Exercise: Repeat the full listing below verbatim and keep the images out.
**** Data to use
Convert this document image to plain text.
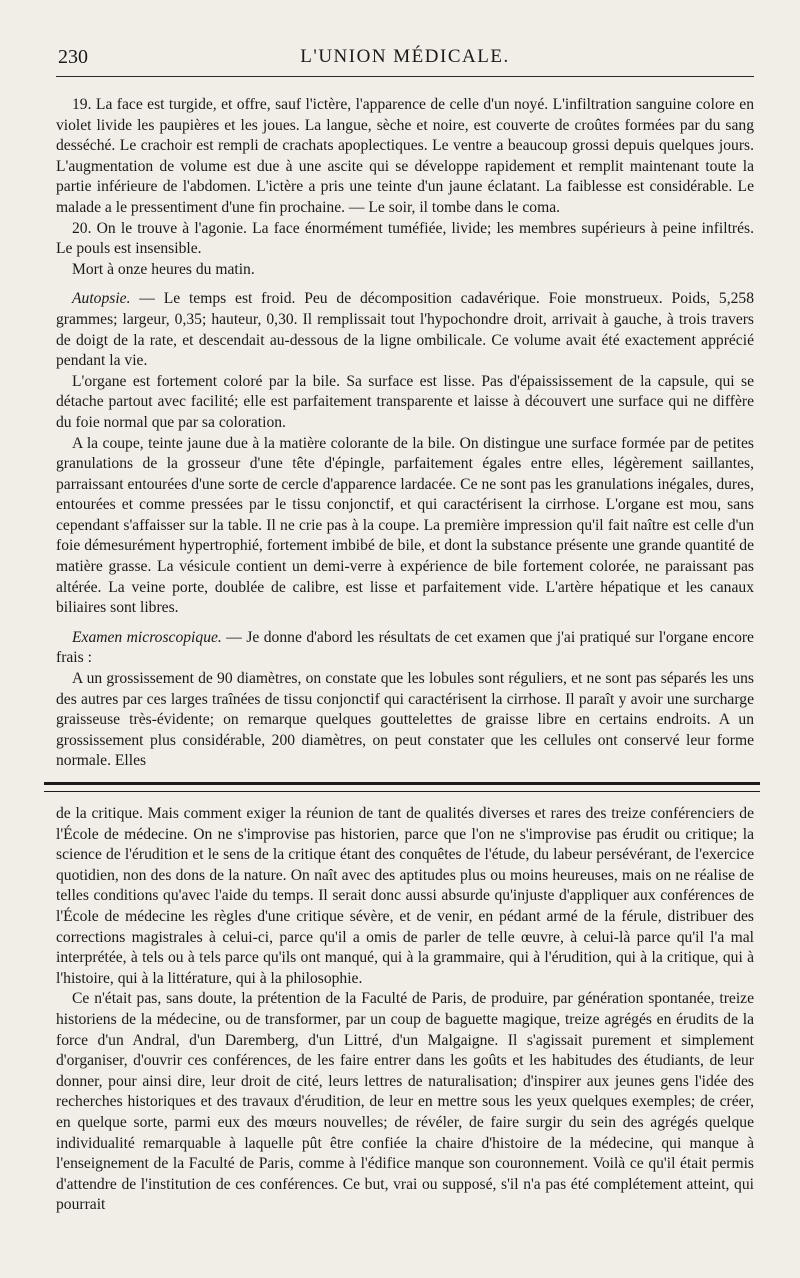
230	L'UNION MÉDICALE.

19. La face est turgide, et offre, sauf l'ictère, l'apparence de celle d'un noyé. L'infiltration sanguine colore en violet livide les paupières et les joues. La langue, sèche et noire, est couverte de croûtes formées par du sang desséché. Le crachoir est rempli de crachats apoplectiques. Le ventre a beaucoup grossi depuis quelques jours. L'augmentation de volume est due à une ascite qui se développe rapidement et remplit maintenant toute la partie inférieure de l'abdomen. L'ictère a pris une teinte d'un jaune éclatant. La faiblesse est considérable. Le malade a le pressentiment d'une fin prochaine. — Le soir, il tombe dans le coma.

20. On le trouve à l'agonie. La face énormément tuméfiée, livide; les membres supérieurs à peine infiltrés. Le pouls est insensible.

Mort à onze heures du matin.

Autopsie. — Le temps est froid. Peu de décomposition cadavérique. Foie monstrueux. Poids, 5,258 grammes; largeur, 0,35; hauteur, 0,30. Il remplissait tout l'hypochondre droit, arrivait à gauche, à trois travers de doigt de la rate, et descendait au-dessous de la ligne ombilicale. Ce volume avait été exactement apprécié pendant la vie.

L'organe est fortement coloré par la bile. Sa surface est lisse. Pas d'épaississement de la capsule, qui se détache partout avec facilité; elle est parfaitement transparente et laisse à découvert une surface qui ne diffère du foie normal que par sa coloration.

A la coupe, teinte jaune due à la matière colorante de la bile. On distingue une surface formée par de petites granulations de la grosseur d'une tête d'épingle, parfaitement égales entre elles, légèrement saillantes, parraissant entourées d'une sorte de cercle d'apparence lardacée. Ce ne sont pas les granulations inégales, dures, entourées et comme pressées par le tissu conjonctif, et qui caractérisent la cirrhose. L'organe est mou, sans cependant s'affaisser sur la table. Il ne crie pas à la coupe. La première impression qu'il fait naître est celle d'un foie démesurément hypertrophié, fortement imbibé de bile, et dont la substance présente une grande quantité de matière grasse. La vésicule contient un demi-verre à expérience de bile fortement colorée, ne paraissant pas altérée. La veine porte, doublée de calibre, est lisse et parfaitement vide. L'artère hépatique et les canaux biliaires sont libres.

Examen microscopique. — Je donne d'abord les résultats de cet examen que j'ai pratiqué sur l'organe encore frais :

A un grossissement de 90 diamètres, on constate que les lobules sont réguliers, et ne sont pas séparés les uns des autres par ces larges traînées de tissu conjonctif qui caractérisent la cirrhose. Il paraît y avoir une surcharge graisseuse très-évidente; on remarque quelques gouttelettes de graisse libre en certains endroits. A un grossissement plus considérable, 200 diamètres, on peut constater que les cellules ont conservé leur forme normale. Elles

de la critique. Mais comment exiger la réunion de tant de qualités diverses et rares des treize conférenciers de l'École de médecine. On ne s'improvise pas historien, parce que l'on ne s'improvise pas érudit ou critique; la science de l'érudition et le sens de la critique étant des conquêtes de l'étude, du labeur persévérant, de l'exercice quotidien, non des dons de la nature. On naît avec des aptitudes plus ou moins heureuses, mais on ne réalise de telles conditions qu'avec l'aide du temps. Il serait donc aussi absurde qu'injuste d'appliquer aux conférences de l'École de médecine les règles d'une critique sévère, et de venir, en pédant armé de la férule, distribuer des corrections magistrales à celui-ci, parce qu'il a omis de parler de telle œuvre, à celui-là parce qu'il l'a mal interprétée, à tels ou à tels parce qu'ils ont manqué, qui à la grammaire, qui à l'érudition, qui à la critique, qui à l'histoire, qui à la littérature, qui à la philosophie.

Ce n'était pas, sans doute, la prétention de la Faculté de Paris, de produire, par génération spontanée, treize historiens de la médecine, ou de transformer, par un coup de baguette magique, treize agrégés en érudits de la force d'un Andral, d'un Daremberg, d'un Littré, d'un Malgaigne. Il s'agissait purement et simplement d'organiser, d'ouvrir ces conférences, de les faire entrer dans les goûts et les habitudes des étudiants, de leur donner, pour ainsi dire, leur droit de cité, leurs lettres de naturalisation; d'inspirer aux jeunes gens l'idée des recherches historiques et des travaux d'érudition, de leur en mettre sous les yeux quelques exemples; de créer, en quelque sorte, parmi eux des mœurs nouvelles; de révéler, de faire surgir du sein des agrégés quelque individualité remarquable à laquelle pût être confiée la chaire d'histoire de la médecine, qui manque à l'enseignement de la Faculté de Paris, comme à l'édifice manque son couronnement. Voilà ce qu'il était permis d'attendre de l'institution de ces conférences. Ce but, vrai ou supposé, s'il n'a pas été complétement atteint, qui pourrait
********
Task response:
Convert this document image to plain text.
230	L'UNION MÉDICALE.

19. La face est turgide, et offre, sauf l'ictère, l'apparence de celle d'un noyé. L'infiltration sanguine colore en violet livide les paupières et les joues. La langue, sèche et noire, est couverte de croûtes formées par du sang desséché. Le crachoir est rempli de crachats apoplectiques. Le ventre a beaucoup grossi depuis quelques jours. L'augmentation de volume est due à une ascite qui se développe rapidement et remplit maintenant toute la partie inférieure de l'abdomen. L'ictère a pris une teinte d'un jaune éclatant. La faiblesse est considérable. Le malade a le pressentiment d'une fin prochaine. — Le soir, il tombe dans le coma.

20. On le trouve à l'agonie. La face énormément tuméfiée, livide; les membres supérieurs à peine infiltrés. Le pouls est insensible.

Mort à onze heures du matin.

Autopsie. — Le temps est froid. Peu de décomposition cadavérique. Foie monstrueux. Poids, 5,258 grammes; largeur, 0,35; hauteur, 0,30. Il remplissait tout l'hypochondre droit, arrivait à gauche, à trois travers de doigt de la rate, et descendait au-dessous de la ligne ombilicale. Ce volume avait été exactement apprécié pendant la vie.

L'organe est fortement coloré par la bile. Sa surface est lisse. Pas d'épaississement de la capsule, qui se détache partout avec facilité; elle est parfaitement transparente et laisse à découvert une surface qui ne diffère du foie normal que par sa coloration.

A la coupe, teinte jaune due à la matière colorante de la bile. On distingue une surface formée par de petites granulations de la grosseur d'une tête d'épingle, parfaitement égales entre elles, légèrement saillantes, parraissant entourées d'une sorte de cercle d'apparence lardacée. Ce ne sont pas les granulations inégales, dures, entourées et comme pressées par le tissu conjonctif, et qui caractérisent la cirrhose. L'organe est mou, sans cependant s'affaisser sur la table. Il ne crie pas à la coupe. La première impression qu'il fait naître est celle d'un foie démesurément hypertrophié, fortement imbibé de bile, et dont la substance présente une grande quantité de matière grasse. La vésicule contient un demi-verre à expérience de bile fortement colorée, ne paraissant pas altérée. La veine porte, doublée de calibre, est lisse et parfaitement vide. L'artère hépatique et les canaux biliaires sont libres.

Examen microscopique. — Je donne d'abord les résultats de cet examen que j'ai pratiqué sur l'organe encore frais :

A un grossissement de 90 diamètres, on constate que les lobules sont réguliers, et ne sont pas séparés les uns des autres par ces larges traînées de tissu conjonctif qui caractérisent la cirrhose. Il paraît y avoir une surcharge graisseuse très-évidente; on remarque quelques gouttelettes de graisse libre en certains endroits. A un grossissement plus considérable, 200 diamètres, on peut constater que les cellules ont conservé leur forme normale. Elles

de la critique. Mais comment exiger la réunion de tant de qualités diverses et rares des treize conférenciers de l'École de médecine. On ne s'improvise pas historien, parce que l'on ne s'improvise pas érudit ou critique; la science de l'érudition et le sens de la critique étant des conquêtes de l'étude, du labeur persévérant, de l'exercice quotidien, non des dons de la nature. On naît avec des aptitudes plus ou moins heureuses, mais on ne réalise de telles conditions qu'avec l'aide du temps. Il serait donc aussi absurde qu'injuste d'appliquer aux conférences de l'École de médecine les règles d'une critique sévère, et de venir, en pédant armé de la férule, distribuer des corrections magistrales à celui-ci, parce qu'il a omis de parler de telle œuvre, à celui-là parce qu'il l'a mal interprétée, à tels ou à tels parce qu'ils ont manqué, qui à la grammaire, qui à l'érudition, qui à la critique, qui à l'histoire, qui à la littérature, qui à la philosophie.

Ce n'était pas, sans doute, la prétention de la Faculté de Paris, de produire, par génération spontanée, treize historiens de la médecine, ou de transformer, par un coup de baguette magique, treize agrégés en érudits de la force d'un Andral, d'un Daremberg, d'un Littré, d'un Malgaigne. Il s'agissait purement et simplement d'organiser, d'ouvrir ces conférences, de les faire entrer dans les goûts et les habitudes des étudiants, de leur donner, pour ainsi dire, leur droit de cité, leurs lettres de naturalisation; d'inspirer aux jeunes gens l'idée des recherches historiques et des travaux d'érudition, de leur en mettre sous les yeux quelques exemples; de créer, en quelque sorte, parmi eux des mœurs nouvelles; de révéler, de faire surgir du sein des agrégés quelque individualité remarquable à laquelle pût être confiée la chaire d'histoire de la médecine, qui manque à l'enseignement de la Faculté de Paris, comme à l'édifice manque son couronnement. Voilà ce qu'il était permis d'attendre de l'institution de ces conférences. Ce but, vrai ou supposé, s'il n'a pas été complétement atteint, qui pourrait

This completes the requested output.